**Set problem:**
Using the text on Denmark's energy transition below, answer each item:
1. In which month did the Danes announce plans to cut back on the cost and speed of their energy transition?
2. What share of retail electricity rates does Denmark's Public Service Obligation surcharge amount to?
3. How does the Danish government plan to fund renewables once that surcharge is gone?

**Document section:**
**********

The Danes announced plans in May to cut back on the cost and speed of their energy transition. The debate sounds practically identical to the one in Germany, where the government also aims to slow down its Energiewende. But a Danish expert says Denmark remains on course. Craig Morris investigates.
Last September, I asked a provocative question: Are we losing Denmark next? A few weeks ago, the new Danish government seemed to answer my question: yes. But is it that simple?
Denmark is doing away with its Public Service Obligation (PSO), essentially an 11 percent surcharge on retail rates to cover the funding for renewable electricity. In that respect, the PSO is similar to Germany’s renewable energy surcharge, which currently makes up more than a quarter of the retail rate (in both countries, industry pays less).
In its place, the Danish government plans to fund renewables through taxes rather than through electricity consumption. This proposal has also been repeatedly made in Germany in the past three years but has never been adopted and is currently not on the agenda.

**********

**Data shown:**
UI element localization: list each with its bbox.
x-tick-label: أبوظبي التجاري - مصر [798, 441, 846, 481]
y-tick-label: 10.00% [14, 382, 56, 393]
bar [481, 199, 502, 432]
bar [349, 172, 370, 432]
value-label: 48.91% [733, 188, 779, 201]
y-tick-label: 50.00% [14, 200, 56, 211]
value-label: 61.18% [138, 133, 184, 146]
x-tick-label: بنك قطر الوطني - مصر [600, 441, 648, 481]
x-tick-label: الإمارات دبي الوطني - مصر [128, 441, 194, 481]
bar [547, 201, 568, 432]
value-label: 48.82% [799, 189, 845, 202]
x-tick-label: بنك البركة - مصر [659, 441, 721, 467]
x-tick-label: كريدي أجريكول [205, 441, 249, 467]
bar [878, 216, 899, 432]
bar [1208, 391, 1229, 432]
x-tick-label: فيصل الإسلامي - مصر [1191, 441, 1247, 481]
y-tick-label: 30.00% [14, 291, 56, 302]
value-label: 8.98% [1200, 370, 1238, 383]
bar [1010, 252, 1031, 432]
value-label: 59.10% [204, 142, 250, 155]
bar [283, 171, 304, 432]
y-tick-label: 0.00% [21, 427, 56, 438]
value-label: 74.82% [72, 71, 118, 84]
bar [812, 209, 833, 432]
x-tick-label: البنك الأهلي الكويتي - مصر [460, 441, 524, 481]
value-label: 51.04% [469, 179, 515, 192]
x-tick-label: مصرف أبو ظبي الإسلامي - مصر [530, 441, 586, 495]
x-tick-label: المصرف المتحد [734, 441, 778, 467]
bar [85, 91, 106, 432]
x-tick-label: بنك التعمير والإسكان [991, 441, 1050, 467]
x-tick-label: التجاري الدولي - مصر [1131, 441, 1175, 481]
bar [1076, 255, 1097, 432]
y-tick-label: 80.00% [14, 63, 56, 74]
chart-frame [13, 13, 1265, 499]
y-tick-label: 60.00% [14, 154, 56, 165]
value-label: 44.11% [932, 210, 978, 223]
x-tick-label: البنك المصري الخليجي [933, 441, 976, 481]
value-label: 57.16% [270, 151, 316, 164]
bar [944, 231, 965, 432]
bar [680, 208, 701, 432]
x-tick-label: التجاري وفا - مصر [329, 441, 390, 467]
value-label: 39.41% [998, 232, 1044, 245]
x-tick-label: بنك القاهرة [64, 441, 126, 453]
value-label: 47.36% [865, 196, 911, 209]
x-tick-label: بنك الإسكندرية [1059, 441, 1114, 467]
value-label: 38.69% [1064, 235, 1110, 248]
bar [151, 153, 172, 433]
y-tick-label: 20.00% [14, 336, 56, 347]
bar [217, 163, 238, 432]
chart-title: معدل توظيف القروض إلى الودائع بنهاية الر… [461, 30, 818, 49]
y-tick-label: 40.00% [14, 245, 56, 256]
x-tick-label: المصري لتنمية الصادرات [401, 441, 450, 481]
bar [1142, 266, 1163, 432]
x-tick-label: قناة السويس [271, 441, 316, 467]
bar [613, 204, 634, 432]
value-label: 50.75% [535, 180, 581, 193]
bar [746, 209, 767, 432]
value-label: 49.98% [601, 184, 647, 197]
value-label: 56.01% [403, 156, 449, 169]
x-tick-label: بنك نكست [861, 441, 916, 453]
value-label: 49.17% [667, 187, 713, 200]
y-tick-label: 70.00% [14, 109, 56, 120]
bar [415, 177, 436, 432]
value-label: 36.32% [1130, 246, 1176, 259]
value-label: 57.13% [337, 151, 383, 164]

**********

**Answer to this problem:**
1. May
2. 11 percent
3. Through taxes rather than through electricity consumption